Work required: Reply with one number: the count of lines in the data that hold the string "fill".

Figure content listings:
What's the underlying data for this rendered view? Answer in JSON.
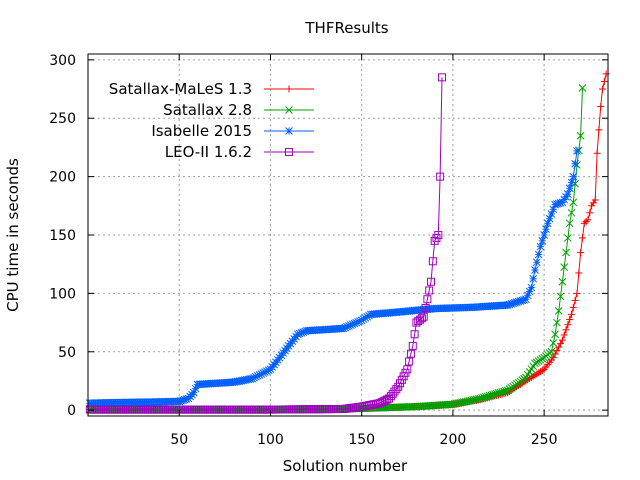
{
  "chart_data": {
    "type": "line",
    "title": "THFResults",
    "xlabel": "Solution number",
    "ylabel": "CPU time in seconds",
    "xlim": [
      0,
      285
    ],
    "ylim": [
      -5,
      305
    ],
    "xticks": [
      50,
      100,
      150,
      200,
      250
    ],
    "yticks": [
      0,
      50,
      100,
      150,
      200,
      250,
      300
    ],
    "grid": true,
    "legend_position": "top-left",
    "series": [
      {
        "name": "Satallax-MaLeS 1.3",
        "color": "#ff0000",
        "marker": "plus",
        "points": [
          [
            1,
            0.5
          ],
          [
            50,
            0.5
          ],
          [
            100,
            0.5
          ],
          [
            140,
            1
          ],
          [
            160,
            2
          ],
          [
            180,
            3
          ],
          [
            200,
            5
          ],
          [
            215,
            9
          ],
          [
            230,
            15
          ],
          [
            240,
            25
          ],
          [
            245,
            30
          ],
          [
            250,
            35
          ],
          [
            255,
            45
          ],
          [
            260,
            60
          ],
          [
            265,
            82
          ],
          [
            268,
            100
          ],
          [
            270,
            135
          ],
          [
            272,
            160
          ],
          [
            274,
            163
          ],
          [
            276,
            175
          ],
          [
            278,
            180
          ],
          [
            279,
            220
          ],
          [
            281,
            260
          ],
          [
            282,
            275
          ],
          [
            284,
            288
          ]
        ]
      },
      {
        "name": "Satallax 2.8",
        "color": "#00a000",
        "marker": "cross",
        "points": [
          [
            1,
            0.5
          ],
          [
            50,
            0.5
          ],
          [
            100,
            0.5
          ],
          [
            140,
            1
          ],
          [
            160,
            2
          ],
          [
            180,
            3
          ],
          [
            200,
            5
          ],
          [
            215,
            10
          ],
          [
            230,
            17
          ],
          [
            240,
            28
          ],
          [
            245,
            40
          ],
          [
            250,
            45
          ],
          [
            254,
            50
          ],
          [
            256,
            65
          ],
          [
            258,
            85
          ],
          [
            260,
            110
          ],
          [
            262,
            135
          ],
          [
            264,
            160
          ],
          [
            266,
            178
          ],
          [
            268,
            210
          ],
          [
            270,
            235
          ],
          [
            271,
            276
          ]
        ]
      },
      {
        "name": "Isabelle 2015",
        "color": "#0060ff",
        "marker": "star",
        "points": [
          [
            1,
            6
          ],
          [
            15,
            6.5
          ],
          [
            35,
            7
          ],
          [
            50,
            7.5
          ],
          [
            55,
            10
          ],
          [
            58,
            15
          ],
          [
            60,
            22
          ],
          [
            80,
            24
          ],
          [
            90,
            27
          ],
          [
            100,
            35
          ],
          [
            105,
            45
          ],
          [
            110,
            55
          ],
          [
            115,
            65
          ],
          [
            120,
            68
          ],
          [
            140,
            70
          ],
          [
            150,
            77
          ],
          [
            155,
            82
          ],
          [
            170,
            84
          ],
          [
            190,
            87
          ],
          [
            210,
            88
          ],
          [
            230,
            90
          ],
          [
            240,
            95
          ],
          [
            243,
            105
          ],
          [
            245,
            120
          ],
          [
            248,
            140
          ],
          [
            252,
            160
          ],
          [
            256,
            176
          ],
          [
            260,
            178
          ],
          [
            263,
            185
          ],
          [
            266,
            200
          ],
          [
            268,
            222
          ]
        ]
      },
      {
        "name": "LEO-II 1.6.2",
        "color": "#a000c0",
        "marker": "square",
        "points": [
          [
            1,
            0.5
          ],
          [
            50,
            0.5
          ],
          [
            100,
            0.5
          ],
          [
            140,
            1
          ],
          [
            150,
            3
          ],
          [
            160,
            6
          ],
          [
            165,
            10
          ],
          [
            170,
            20
          ],
          [
            175,
            35
          ],
          [
            178,
            55
          ],
          [
            180,
            75
          ],
          [
            184,
            80
          ],
          [
            186,
            95
          ],
          [
            188,
            110
          ],
          [
            190,
            145
          ],
          [
            192,
            150
          ],
          [
            193,
            200
          ],
          [
            194,
            285
          ]
        ]
      }
    ]
  }
}
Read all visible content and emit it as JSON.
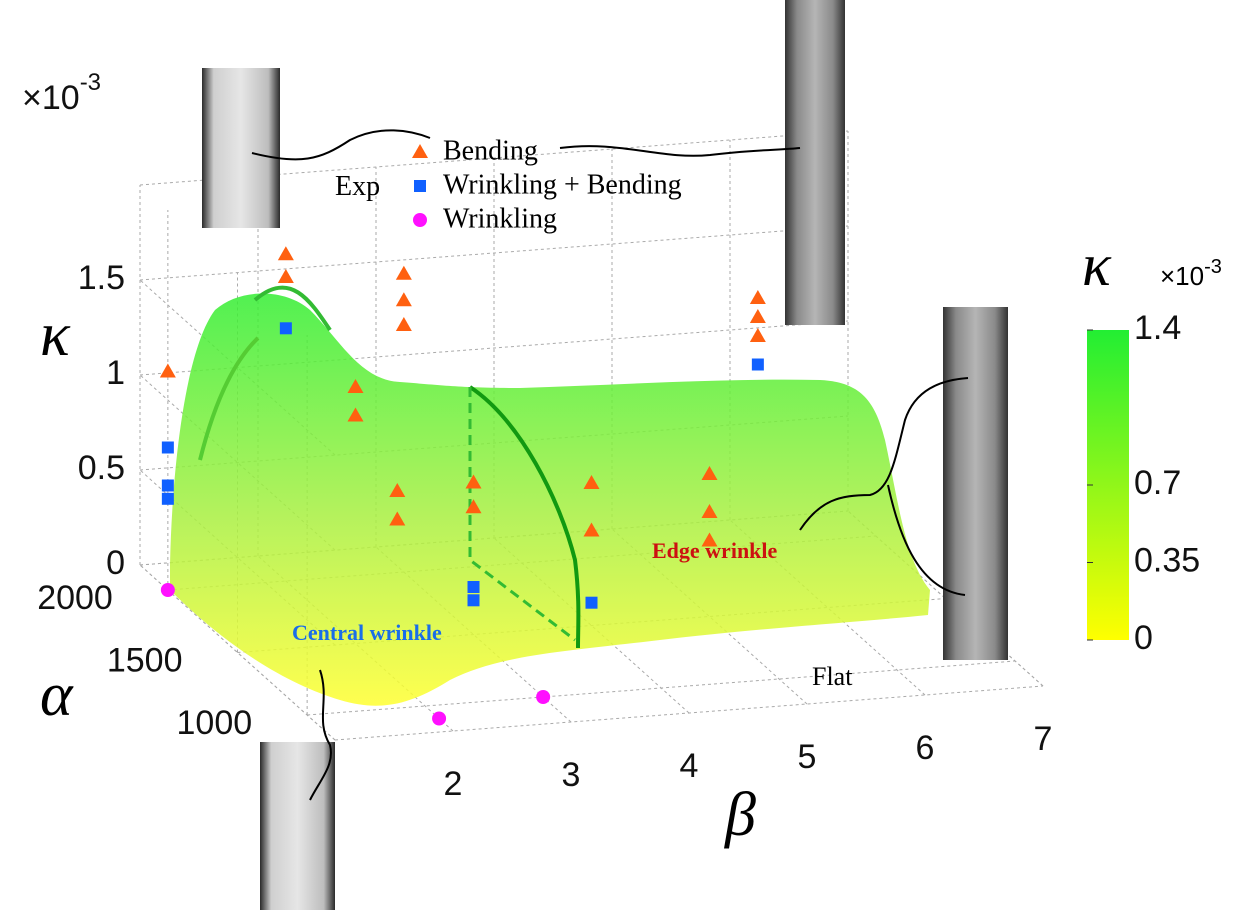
{
  "chart_data": {
    "type": "scatter3d",
    "x_label": "β",
    "z_label": "α",
    "y_label": "κ",
    "multiplier": {
      "base": "×10",
      "exp": "-3"
    },
    "xlim": [
      1,
      7
    ],
    "xticks": [
      2,
      3,
      4,
      5,
      6,
      7
    ],
    "zlim": [
      800,
      2200
    ],
    "zticks": [
      1000,
      1500,
      2000
    ],
    "ylim": [
      0,
      2
    ],
    "yticks": [
      0,
      0.5,
      1,
      1.5
    ],
    "grid": true,
    "legend_title": "Exp",
    "series": [
      {
        "name": "Bending",
        "marker": "triangle",
        "color": "#ff6010",
        "x": [
          1,
          2,
          2,
          3,
          3,
          3,
          2,
          2,
          2,
          2,
          3,
          3,
          4,
          4,
          5,
          5,
          5,
          6,
          6,
          6
        ],
        "z": [
          2000,
          2000,
          2000,
          2000,
          2000,
          2000,
          1500,
          1500,
          1200,
          1200,
          1500,
          1500,
          1500,
          1500,
          1500,
          1500,
          1500,
          2000,
          2000,
          2000
        ],
        "values": [
          1.15,
          1.72,
          1.6,
          1.57,
          1.43,
          1.3,
          1.35,
          1.2,
          1.0,
          0.85,
          0.8,
          0.67,
          0.75,
          0.5,
          0.75,
          0.55,
          0.4,
          1.3,
          1.2,
          1.1
        ]
      },
      {
        "name": "Wrinkling + Bending",
        "marker": "square",
        "color": "#1060ff",
        "x": [
          1,
          1,
          1,
          2,
          3,
          3,
          4,
          6
        ],
        "z": [
          2000,
          2000,
          2000,
          2000,
          1500,
          1500,
          1500,
          2000
        ],
        "values": [
          0.75,
          0.55,
          0.48,
          1.33,
          0.25,
          0.18,
          0.12,
          0.95
        ]
      },
      {
        "name": "Wrinkling",
        "marker": "circle",
        "color": "#ff10ff",
        "x": [
          1,
          3,
          2
        ],
        "z": [
          2000,
          1000,
          900
        ],
        "values": [
          0,
          0,
          0
        ]
      }
    ],
    "annotations": [
      "Central wrinkle",
      "Edge wrinkle",
      "Flat"
    ],
    "colorbar": {
      "label": "κ",
      "multiplier": {
        "base": "×10",
        "exp": "-3"
      },
      "lim": [
        0,
        1.4
      ],
      "ticks": [
        0,
        0.35,
        0.7,
        1.4
      ],
      "colors": [
        "#ffff00",
        "#22ee33"
      ]
    }
  }
}
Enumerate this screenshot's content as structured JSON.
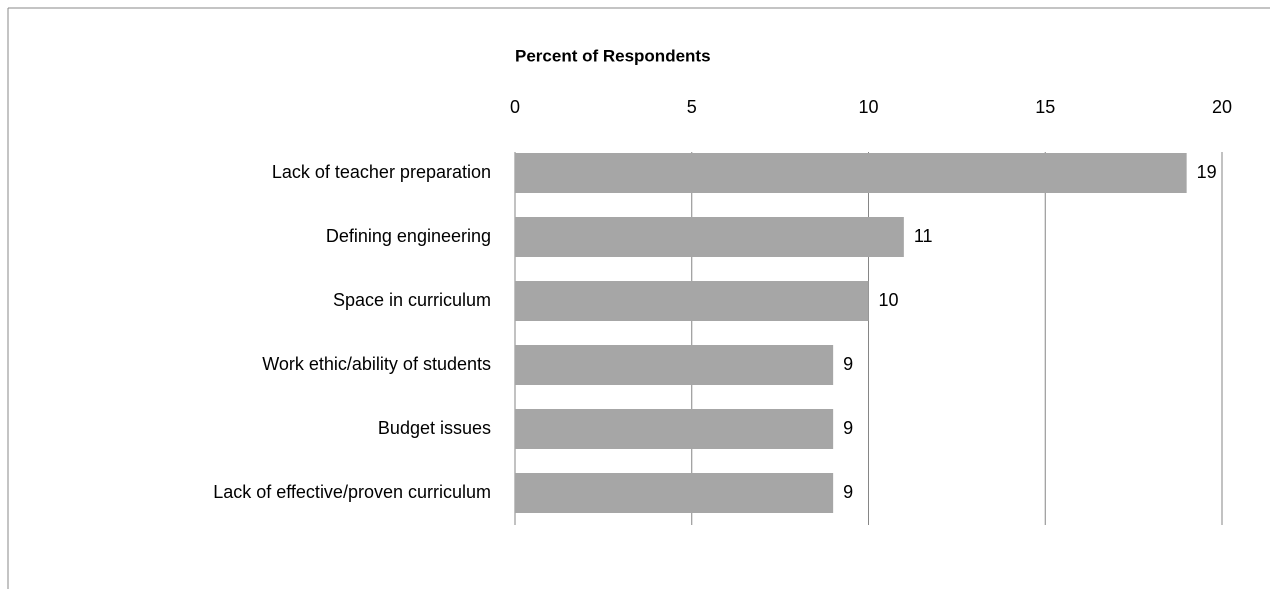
{
  "chart_data": {
    "type": "bar",
    "orientation": "horizontal",
    "title": "Percent of Respondents",
    "categories": [
      "Lack of teacher preparation",
      "Defining engineering",
      "Space in curriculum",
      "Work ethic/ability of students",
      "Budget issues",
      "Lack of effective/proven curriculum"
    ],
    "values": [
      19,
      11,
      10,
      9,
      9,
      9
    ],
    "color": "#a6a6a6",
    "xlim": [
      0,
      20
    ],
    "xticks": [
      0,
      5,
      10,
      15,
      20
    ],
    "grid": true,
    "axis_position": "top"
  }
}
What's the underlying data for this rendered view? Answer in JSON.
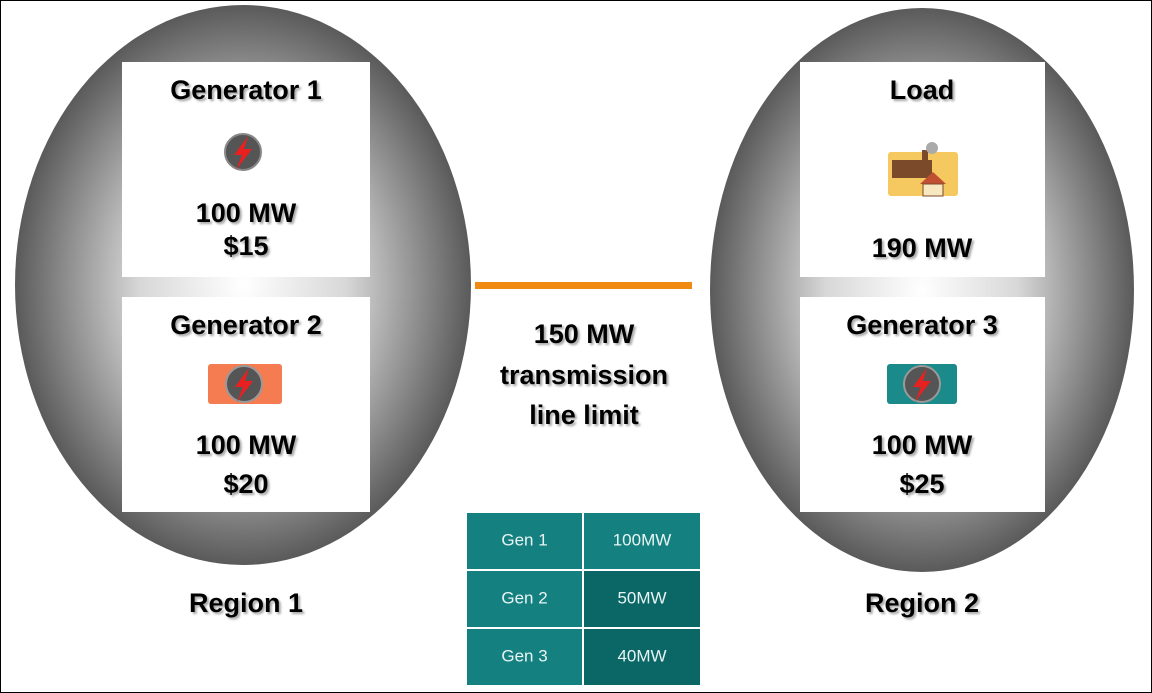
{
  "regions": [
    {
      "label": "Region 1",
      "units": [
        {
          "name": "Generator 1",
          "capacity": "100 MW",
          "price": "$15"
        },
        {
          "name": "Generator 2",
          "capacity": "100 MW",
          "price": "$20"
        }
      ]
    },
    {
      "label": "Region 2",
      "units": [
        {
          "name": "Load",
          "capacity": "190 MW"
        },
        {
          "name": "Generator 3",
          "capacity": "100 MW",
          "price": "$25"
        }
      ]
    }
  ],
  "line": {
    "text": [
      "150 MW",
      "transmission",
      "line limit"
    ]
  },
  "table": {
    "rows": [
      [
        "Gen 1",
        "100MW"
      ],
      [
        "Gen 2",
        "50MW"
      ],
      [
        "Gen 3",
        "40MW"
      ]
    ]
  }
}
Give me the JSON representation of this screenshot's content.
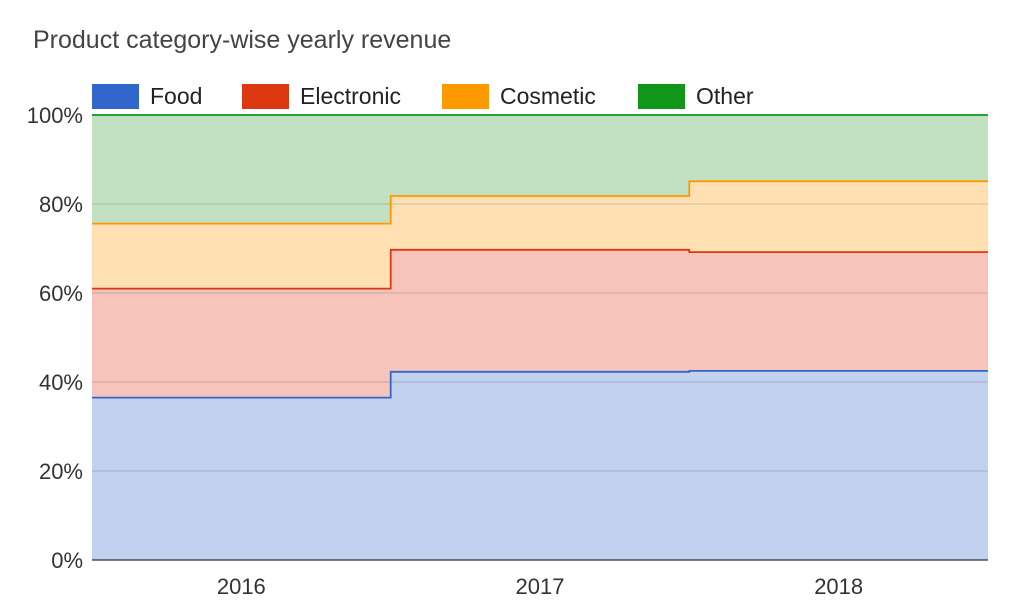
{
  "chart_data": {
    "type": "area",
    "stacked": "percent",
    "step": true,
    "title": "Product category-wise yearly revenue",
    "categories": [
      "2016",
      "2017",
      "2018"
    ],
    "series": [
      {
        "name": "Food",
        "color": "#3366cc",
        "fill": "#c2d1ef",
        "values": [
          36.5,
          42.3,
          42.5
        ]
      },
      {
        "name": "Electronic",
        "color": "#dc3912",
        "fill": "#f6c4bb",
        "values": [
          24.5,
          27.4,
          26.7
        ]
      },
      {
        "name": "Cosmetic",
        "color": "#ff9900",
        "fill": "#ffe0b3",
        "values": [
          14.6,
          12.1,
          15.9
        ]
      },
      {
        "name": "Other",
        "color": "#109618",
        "fill": "#c2e1c3",
        "values": [
          24.4,
          18.2,
          14.9
        ]
      }
    ],
    "y_ticks": [
      "0%",
      "20%",
      "40%",
      "60%",
      "80%",
      "100%"
    ],
    "ylim": [
      0,
      100
    ],
    "grid": true,
    "legend_position": "top"
  }
}
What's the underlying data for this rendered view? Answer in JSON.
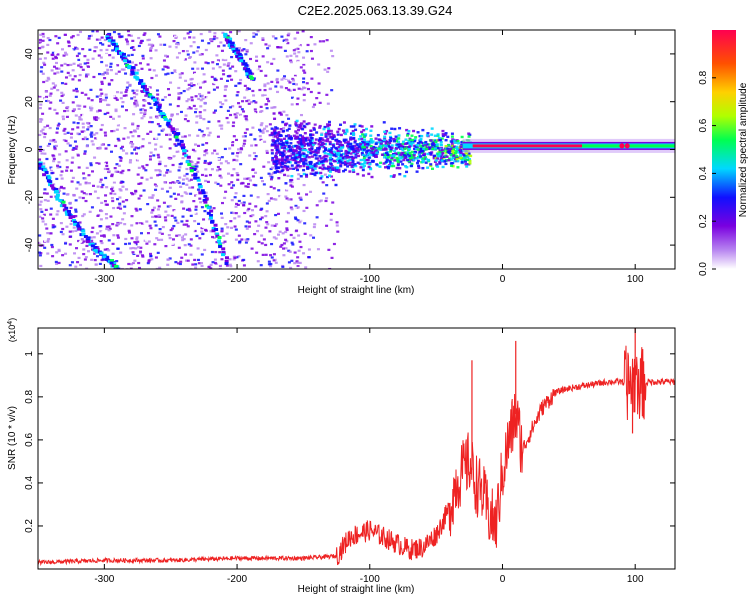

Full solution: 4